[Data lines]

━━━━━━

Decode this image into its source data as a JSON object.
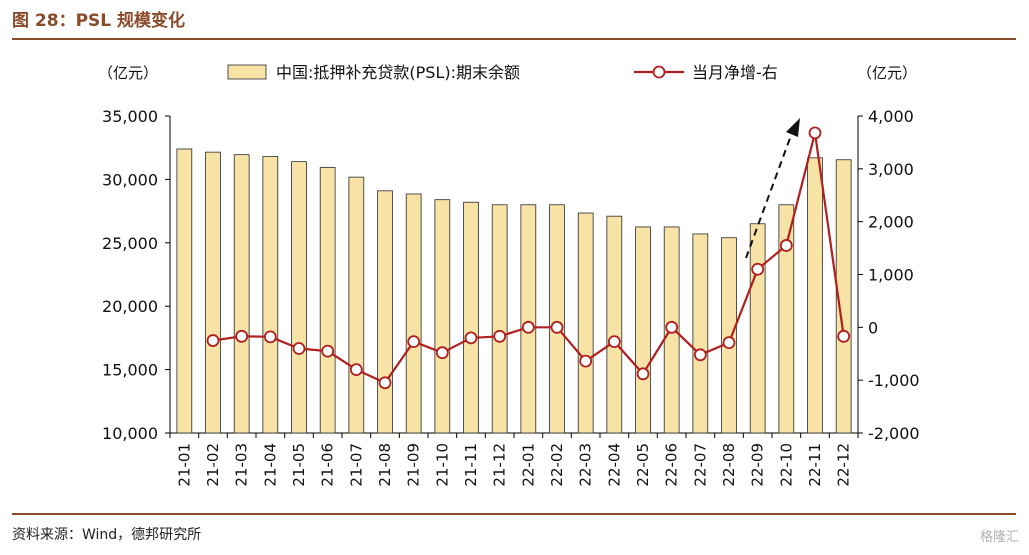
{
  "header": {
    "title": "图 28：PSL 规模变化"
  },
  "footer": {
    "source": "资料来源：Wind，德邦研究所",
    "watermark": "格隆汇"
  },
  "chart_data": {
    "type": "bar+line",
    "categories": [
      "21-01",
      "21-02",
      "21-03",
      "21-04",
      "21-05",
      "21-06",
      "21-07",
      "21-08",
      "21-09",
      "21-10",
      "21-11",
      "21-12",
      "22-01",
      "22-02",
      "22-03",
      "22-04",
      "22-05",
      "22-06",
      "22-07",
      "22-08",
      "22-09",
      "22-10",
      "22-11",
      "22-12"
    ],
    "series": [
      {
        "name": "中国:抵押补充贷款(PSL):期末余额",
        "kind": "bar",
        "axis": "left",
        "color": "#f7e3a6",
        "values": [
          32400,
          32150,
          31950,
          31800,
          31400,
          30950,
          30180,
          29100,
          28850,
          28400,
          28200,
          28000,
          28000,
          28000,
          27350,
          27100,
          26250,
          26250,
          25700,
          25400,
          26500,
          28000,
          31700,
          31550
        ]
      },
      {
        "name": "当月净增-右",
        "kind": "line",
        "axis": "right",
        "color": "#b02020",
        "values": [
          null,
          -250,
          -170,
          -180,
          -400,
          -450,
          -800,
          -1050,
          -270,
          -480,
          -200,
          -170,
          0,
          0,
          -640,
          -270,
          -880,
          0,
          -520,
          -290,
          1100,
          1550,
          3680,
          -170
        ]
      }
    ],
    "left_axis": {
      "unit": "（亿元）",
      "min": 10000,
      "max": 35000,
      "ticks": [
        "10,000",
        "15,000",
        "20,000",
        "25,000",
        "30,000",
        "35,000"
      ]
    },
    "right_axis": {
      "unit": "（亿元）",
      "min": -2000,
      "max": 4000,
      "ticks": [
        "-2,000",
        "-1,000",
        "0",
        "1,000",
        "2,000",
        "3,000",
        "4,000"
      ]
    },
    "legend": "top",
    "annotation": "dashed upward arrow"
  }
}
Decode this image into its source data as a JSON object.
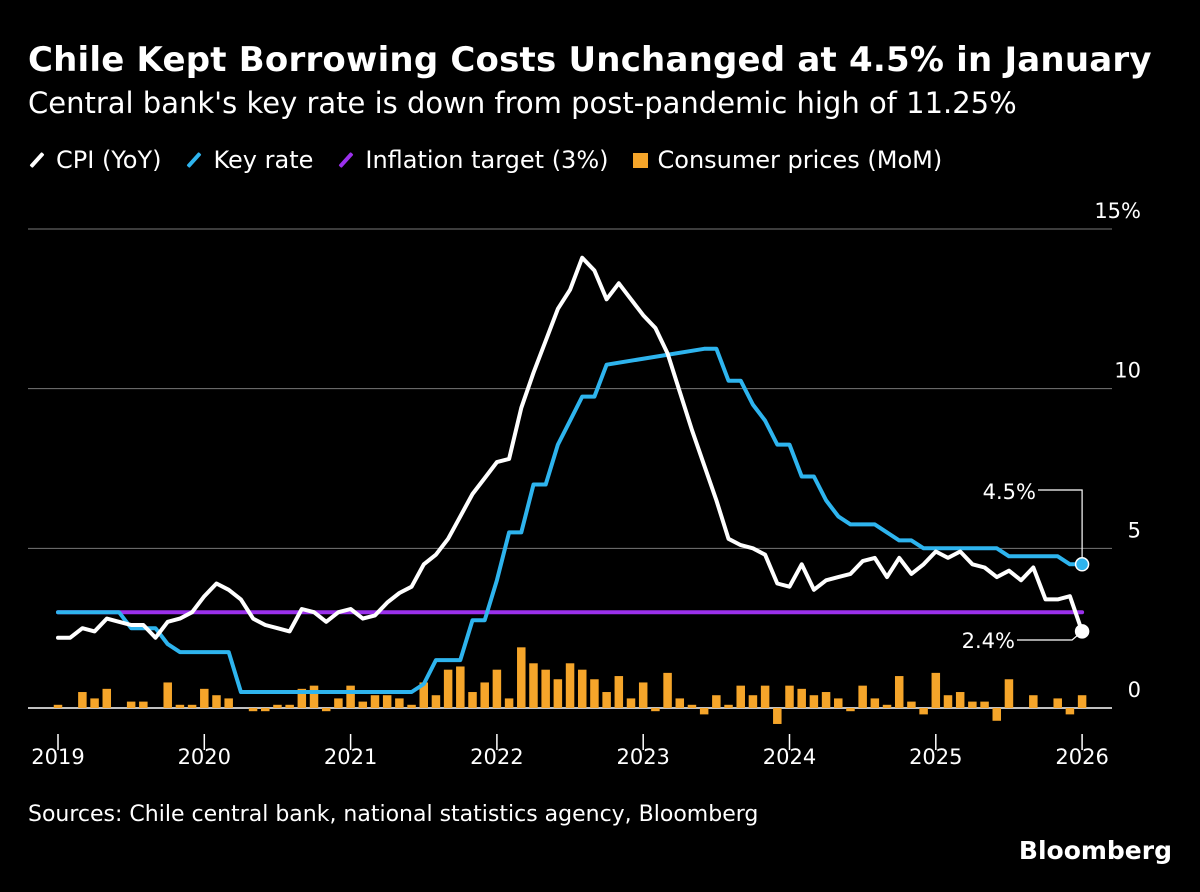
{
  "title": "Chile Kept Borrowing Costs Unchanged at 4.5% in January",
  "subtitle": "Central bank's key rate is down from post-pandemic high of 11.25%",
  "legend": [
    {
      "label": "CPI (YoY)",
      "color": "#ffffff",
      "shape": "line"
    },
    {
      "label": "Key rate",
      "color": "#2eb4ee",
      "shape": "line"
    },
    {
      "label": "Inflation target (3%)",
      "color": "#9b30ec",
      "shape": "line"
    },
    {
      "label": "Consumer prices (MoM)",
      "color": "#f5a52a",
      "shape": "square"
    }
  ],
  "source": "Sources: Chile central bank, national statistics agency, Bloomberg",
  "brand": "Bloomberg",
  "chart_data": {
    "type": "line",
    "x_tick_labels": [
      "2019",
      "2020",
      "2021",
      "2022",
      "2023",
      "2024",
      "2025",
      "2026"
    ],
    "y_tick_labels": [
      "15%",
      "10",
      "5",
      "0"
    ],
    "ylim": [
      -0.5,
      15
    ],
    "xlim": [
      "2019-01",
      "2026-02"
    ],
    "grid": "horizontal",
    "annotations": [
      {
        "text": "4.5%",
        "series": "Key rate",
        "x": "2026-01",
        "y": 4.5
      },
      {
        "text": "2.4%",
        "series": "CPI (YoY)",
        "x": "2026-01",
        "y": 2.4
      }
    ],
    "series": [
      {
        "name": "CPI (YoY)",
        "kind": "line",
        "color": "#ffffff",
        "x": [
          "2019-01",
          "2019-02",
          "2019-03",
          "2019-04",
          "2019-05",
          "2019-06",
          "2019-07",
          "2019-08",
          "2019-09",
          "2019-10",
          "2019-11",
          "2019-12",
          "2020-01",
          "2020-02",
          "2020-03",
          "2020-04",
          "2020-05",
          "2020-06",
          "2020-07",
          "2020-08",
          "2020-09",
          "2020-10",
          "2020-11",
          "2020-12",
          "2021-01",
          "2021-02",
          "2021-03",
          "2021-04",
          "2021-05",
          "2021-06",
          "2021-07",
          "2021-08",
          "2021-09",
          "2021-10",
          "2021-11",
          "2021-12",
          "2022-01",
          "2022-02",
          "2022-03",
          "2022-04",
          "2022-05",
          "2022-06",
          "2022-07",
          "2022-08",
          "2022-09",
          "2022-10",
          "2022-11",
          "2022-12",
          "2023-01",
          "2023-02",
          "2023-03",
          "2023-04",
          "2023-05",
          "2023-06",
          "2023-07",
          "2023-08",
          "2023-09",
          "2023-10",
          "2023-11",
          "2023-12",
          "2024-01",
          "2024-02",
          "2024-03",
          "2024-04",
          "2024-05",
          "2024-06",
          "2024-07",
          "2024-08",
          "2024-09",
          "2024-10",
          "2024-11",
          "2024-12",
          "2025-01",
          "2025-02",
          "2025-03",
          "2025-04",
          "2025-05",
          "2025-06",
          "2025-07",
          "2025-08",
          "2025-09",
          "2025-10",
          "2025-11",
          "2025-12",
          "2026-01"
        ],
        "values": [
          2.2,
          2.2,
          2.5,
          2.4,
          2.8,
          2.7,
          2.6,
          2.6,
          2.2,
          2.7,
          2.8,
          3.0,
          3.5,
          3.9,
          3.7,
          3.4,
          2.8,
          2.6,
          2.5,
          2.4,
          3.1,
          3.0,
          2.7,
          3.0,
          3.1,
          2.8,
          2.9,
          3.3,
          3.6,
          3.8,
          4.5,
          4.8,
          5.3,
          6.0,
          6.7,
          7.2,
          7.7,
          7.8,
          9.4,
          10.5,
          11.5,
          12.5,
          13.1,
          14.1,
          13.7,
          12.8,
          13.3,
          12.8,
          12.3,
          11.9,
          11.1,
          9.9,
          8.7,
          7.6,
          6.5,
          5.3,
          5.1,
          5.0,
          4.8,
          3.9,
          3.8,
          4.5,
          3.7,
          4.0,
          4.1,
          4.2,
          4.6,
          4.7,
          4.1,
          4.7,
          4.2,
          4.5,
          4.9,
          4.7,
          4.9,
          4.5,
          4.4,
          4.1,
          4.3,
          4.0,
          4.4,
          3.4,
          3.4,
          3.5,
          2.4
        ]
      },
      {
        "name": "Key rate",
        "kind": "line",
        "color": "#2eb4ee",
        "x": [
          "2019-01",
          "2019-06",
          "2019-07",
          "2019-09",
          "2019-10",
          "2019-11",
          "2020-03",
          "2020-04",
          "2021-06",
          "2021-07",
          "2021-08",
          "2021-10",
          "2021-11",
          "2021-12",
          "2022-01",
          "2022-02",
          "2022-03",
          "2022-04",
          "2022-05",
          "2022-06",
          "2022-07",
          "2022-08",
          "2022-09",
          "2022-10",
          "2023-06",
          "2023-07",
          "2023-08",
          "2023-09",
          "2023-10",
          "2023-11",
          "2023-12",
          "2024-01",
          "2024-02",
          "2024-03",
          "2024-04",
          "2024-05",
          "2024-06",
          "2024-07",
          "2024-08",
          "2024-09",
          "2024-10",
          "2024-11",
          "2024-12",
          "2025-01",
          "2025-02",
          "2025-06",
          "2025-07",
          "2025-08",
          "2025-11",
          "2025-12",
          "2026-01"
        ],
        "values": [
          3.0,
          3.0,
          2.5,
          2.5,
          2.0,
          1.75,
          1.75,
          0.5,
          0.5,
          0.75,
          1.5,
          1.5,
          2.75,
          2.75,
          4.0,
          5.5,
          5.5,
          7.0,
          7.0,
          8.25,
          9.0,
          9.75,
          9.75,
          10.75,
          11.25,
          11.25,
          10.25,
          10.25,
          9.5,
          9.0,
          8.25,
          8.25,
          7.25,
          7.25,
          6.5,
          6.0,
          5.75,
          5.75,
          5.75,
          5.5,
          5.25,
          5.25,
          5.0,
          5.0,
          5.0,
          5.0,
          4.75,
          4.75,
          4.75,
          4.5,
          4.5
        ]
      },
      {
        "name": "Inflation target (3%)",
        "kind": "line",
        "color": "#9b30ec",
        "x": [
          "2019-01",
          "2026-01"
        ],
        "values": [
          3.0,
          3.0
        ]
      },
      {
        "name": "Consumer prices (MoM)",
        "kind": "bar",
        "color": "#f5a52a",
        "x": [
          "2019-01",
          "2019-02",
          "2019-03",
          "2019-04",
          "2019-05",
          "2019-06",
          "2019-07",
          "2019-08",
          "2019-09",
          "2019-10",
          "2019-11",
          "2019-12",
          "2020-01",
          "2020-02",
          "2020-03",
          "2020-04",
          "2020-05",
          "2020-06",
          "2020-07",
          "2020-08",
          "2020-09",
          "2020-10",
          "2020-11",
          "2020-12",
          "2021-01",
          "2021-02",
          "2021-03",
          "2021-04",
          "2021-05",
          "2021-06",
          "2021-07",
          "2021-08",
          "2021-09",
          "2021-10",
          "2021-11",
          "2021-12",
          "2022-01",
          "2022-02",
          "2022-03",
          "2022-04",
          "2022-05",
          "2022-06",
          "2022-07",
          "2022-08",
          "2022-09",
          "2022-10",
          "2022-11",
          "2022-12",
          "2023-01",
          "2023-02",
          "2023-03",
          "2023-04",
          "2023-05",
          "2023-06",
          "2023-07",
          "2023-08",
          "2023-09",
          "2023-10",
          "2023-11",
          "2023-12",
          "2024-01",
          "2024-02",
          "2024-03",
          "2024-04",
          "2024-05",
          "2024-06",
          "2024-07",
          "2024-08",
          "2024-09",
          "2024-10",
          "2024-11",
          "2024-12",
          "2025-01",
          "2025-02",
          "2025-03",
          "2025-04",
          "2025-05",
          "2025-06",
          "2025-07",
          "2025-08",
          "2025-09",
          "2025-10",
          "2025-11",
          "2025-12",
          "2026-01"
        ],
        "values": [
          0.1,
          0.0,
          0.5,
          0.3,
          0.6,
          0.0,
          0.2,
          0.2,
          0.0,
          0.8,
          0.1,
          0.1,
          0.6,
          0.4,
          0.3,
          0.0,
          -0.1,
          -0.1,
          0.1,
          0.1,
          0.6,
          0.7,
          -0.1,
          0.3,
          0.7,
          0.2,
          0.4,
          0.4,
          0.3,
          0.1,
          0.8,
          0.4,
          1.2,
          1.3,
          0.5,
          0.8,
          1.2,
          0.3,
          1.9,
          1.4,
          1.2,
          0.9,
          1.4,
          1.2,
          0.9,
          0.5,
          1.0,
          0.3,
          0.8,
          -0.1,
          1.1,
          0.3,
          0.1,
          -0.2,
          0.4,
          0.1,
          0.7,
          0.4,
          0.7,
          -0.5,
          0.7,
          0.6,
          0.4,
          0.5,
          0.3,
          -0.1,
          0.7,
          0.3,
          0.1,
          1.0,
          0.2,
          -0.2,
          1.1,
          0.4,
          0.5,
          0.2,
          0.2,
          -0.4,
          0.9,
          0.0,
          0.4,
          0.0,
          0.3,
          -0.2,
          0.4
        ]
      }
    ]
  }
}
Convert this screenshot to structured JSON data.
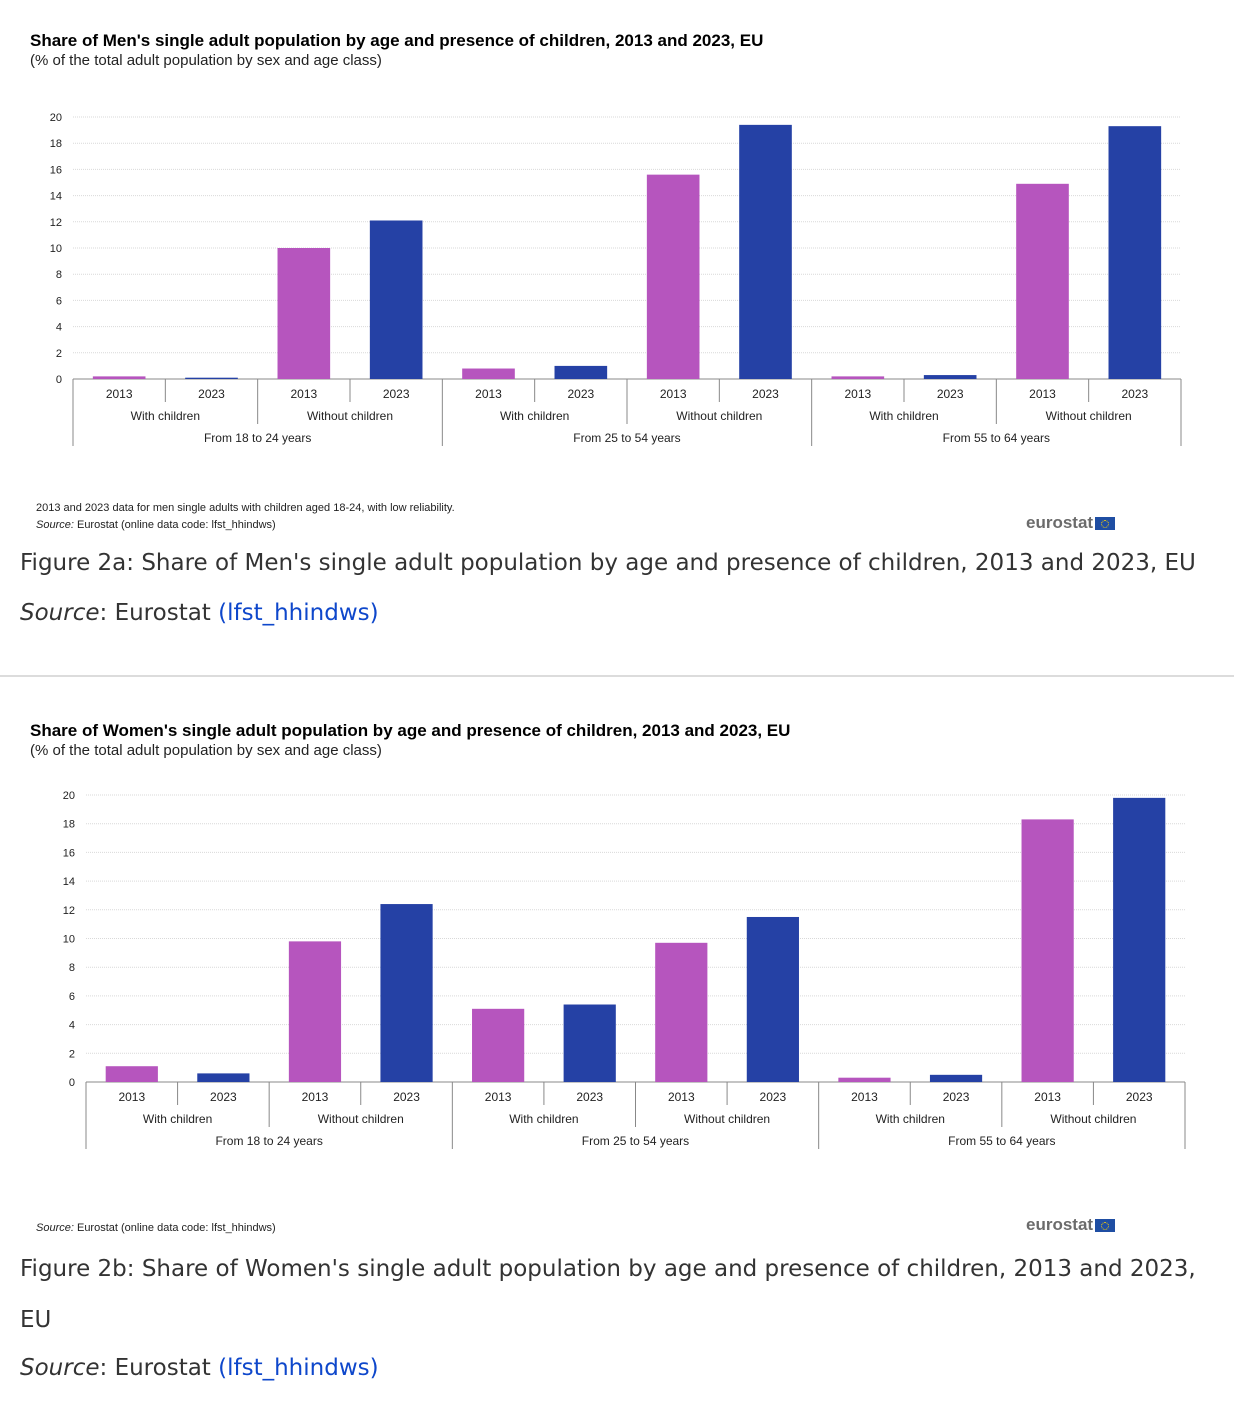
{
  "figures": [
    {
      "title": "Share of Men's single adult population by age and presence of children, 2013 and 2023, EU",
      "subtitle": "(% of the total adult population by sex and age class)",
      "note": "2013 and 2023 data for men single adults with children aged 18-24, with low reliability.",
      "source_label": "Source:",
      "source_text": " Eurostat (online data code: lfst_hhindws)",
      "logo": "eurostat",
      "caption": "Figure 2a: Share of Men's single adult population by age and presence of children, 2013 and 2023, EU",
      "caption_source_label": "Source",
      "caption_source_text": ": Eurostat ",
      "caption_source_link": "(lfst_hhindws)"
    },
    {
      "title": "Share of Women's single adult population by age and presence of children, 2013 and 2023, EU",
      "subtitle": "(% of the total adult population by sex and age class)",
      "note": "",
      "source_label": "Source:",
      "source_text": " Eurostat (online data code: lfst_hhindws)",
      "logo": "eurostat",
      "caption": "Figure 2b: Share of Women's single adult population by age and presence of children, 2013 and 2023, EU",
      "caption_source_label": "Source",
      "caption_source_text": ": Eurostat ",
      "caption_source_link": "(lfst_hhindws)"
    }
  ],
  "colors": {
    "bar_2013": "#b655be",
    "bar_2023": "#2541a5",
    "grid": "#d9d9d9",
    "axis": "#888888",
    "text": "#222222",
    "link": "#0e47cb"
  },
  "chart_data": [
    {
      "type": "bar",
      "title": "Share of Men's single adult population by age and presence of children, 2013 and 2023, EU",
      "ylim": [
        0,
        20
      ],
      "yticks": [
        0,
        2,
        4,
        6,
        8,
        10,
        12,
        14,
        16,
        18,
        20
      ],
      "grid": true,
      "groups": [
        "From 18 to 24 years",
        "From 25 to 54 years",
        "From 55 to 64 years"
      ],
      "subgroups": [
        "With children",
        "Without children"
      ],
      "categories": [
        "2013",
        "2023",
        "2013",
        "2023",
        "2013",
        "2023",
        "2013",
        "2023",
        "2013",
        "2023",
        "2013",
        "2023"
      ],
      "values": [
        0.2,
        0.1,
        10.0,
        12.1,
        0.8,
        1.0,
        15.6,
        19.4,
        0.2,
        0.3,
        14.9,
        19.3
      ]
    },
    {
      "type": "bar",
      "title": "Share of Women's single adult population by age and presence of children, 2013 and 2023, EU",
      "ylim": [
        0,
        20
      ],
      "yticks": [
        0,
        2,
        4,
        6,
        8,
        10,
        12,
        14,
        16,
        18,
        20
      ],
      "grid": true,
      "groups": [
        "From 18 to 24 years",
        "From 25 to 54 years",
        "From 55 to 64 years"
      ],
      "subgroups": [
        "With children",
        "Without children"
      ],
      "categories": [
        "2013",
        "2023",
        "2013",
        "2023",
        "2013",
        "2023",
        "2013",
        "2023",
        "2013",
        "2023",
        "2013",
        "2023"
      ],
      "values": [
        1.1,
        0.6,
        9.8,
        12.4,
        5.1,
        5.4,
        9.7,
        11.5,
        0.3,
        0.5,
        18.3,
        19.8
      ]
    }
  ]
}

━━━━━━

[Work instructions] Search the data for "Consumer". Copy every line that has it.

[Output of the exercise]
      "label": "Consumer prices (MoM)",
        "name": "Consumer prices (MoM)",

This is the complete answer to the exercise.